TASK BRIEF: Gather each line in the entries that includes the string "спорта".

THE RECORDS:
##########

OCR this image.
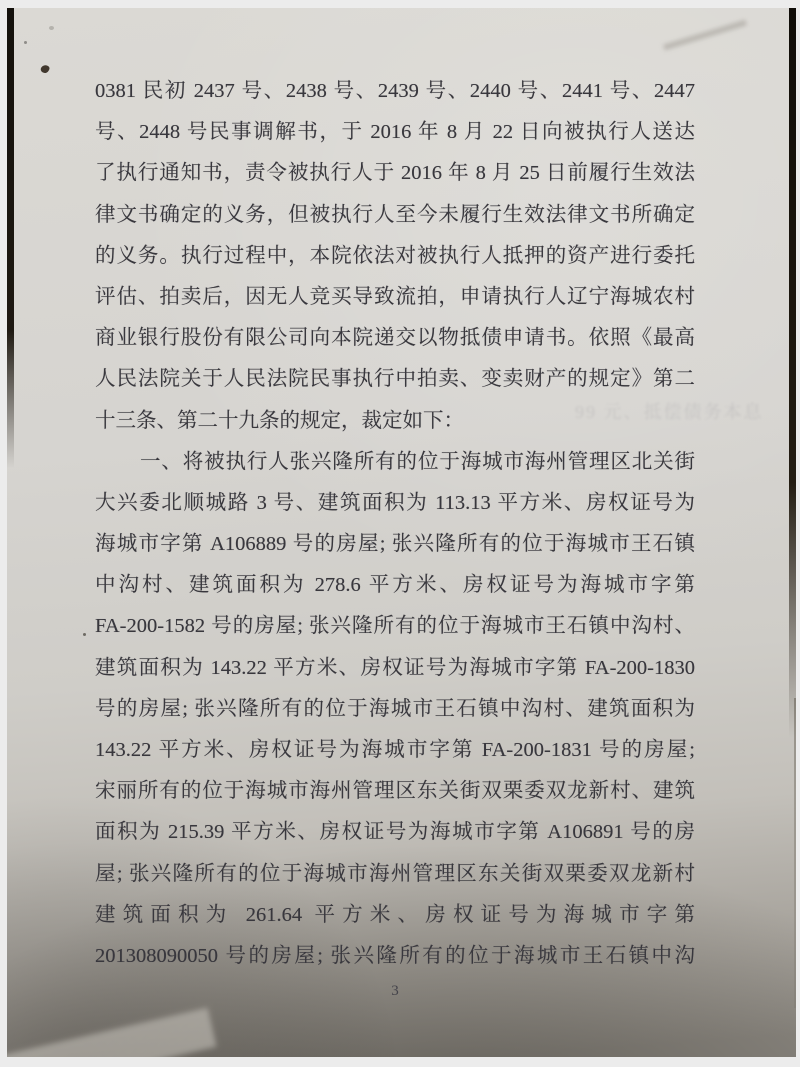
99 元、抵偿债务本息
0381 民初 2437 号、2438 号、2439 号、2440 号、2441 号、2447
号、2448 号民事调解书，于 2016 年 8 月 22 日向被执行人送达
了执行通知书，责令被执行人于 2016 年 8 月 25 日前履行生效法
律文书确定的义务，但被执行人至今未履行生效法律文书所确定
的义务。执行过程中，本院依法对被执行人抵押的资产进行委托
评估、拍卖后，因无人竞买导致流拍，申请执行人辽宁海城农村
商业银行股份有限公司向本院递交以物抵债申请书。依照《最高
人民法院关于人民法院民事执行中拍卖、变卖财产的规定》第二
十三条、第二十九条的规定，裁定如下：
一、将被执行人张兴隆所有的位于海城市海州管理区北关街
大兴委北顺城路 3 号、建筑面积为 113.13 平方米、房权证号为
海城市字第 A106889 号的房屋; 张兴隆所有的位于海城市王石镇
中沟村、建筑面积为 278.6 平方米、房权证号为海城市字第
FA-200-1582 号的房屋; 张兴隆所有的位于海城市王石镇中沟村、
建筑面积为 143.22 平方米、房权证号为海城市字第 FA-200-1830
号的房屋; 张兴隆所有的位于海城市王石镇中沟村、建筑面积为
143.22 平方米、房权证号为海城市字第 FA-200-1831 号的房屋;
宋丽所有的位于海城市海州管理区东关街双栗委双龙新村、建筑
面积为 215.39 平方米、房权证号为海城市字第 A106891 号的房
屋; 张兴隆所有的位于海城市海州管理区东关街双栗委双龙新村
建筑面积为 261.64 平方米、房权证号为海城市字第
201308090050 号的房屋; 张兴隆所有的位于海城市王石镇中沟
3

##########

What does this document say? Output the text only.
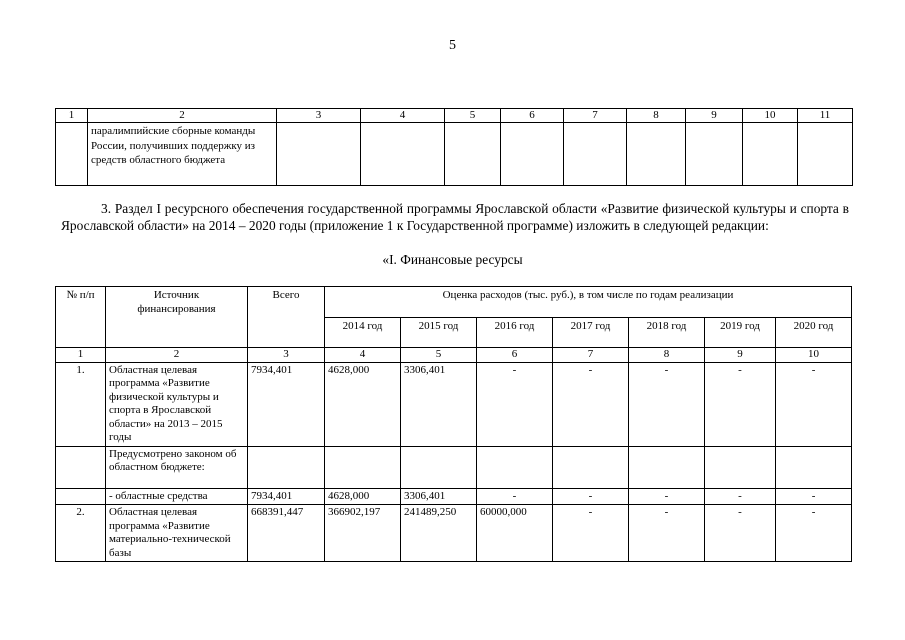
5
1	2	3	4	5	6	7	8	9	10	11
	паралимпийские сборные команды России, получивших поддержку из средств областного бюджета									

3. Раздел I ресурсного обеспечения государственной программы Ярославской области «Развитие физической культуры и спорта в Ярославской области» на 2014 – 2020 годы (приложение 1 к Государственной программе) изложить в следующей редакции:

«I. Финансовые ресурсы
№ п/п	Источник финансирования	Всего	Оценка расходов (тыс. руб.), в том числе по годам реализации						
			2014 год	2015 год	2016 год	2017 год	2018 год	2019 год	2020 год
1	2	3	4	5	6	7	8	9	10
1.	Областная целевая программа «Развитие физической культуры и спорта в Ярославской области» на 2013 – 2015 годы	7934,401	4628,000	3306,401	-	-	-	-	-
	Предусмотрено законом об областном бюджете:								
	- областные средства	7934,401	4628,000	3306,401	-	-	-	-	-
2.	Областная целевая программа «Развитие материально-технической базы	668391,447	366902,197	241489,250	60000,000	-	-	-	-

##########

EXERCISE SOLUTION:
3. Раздел I ресурсного обеспечения государственной программы Ярославской области «Развитие физической культуры и спорта в Ярославской области» на 2014 – 2020 годы (приложение 1 к Государственной программе) изложить в следующей редакции:
1.	Областная целевая программа «Развитие физической культуры и спорта в Ярославской области» на 2013 – 2015 годы	7934,401	4628,000	3306,401	-	-	-	-	-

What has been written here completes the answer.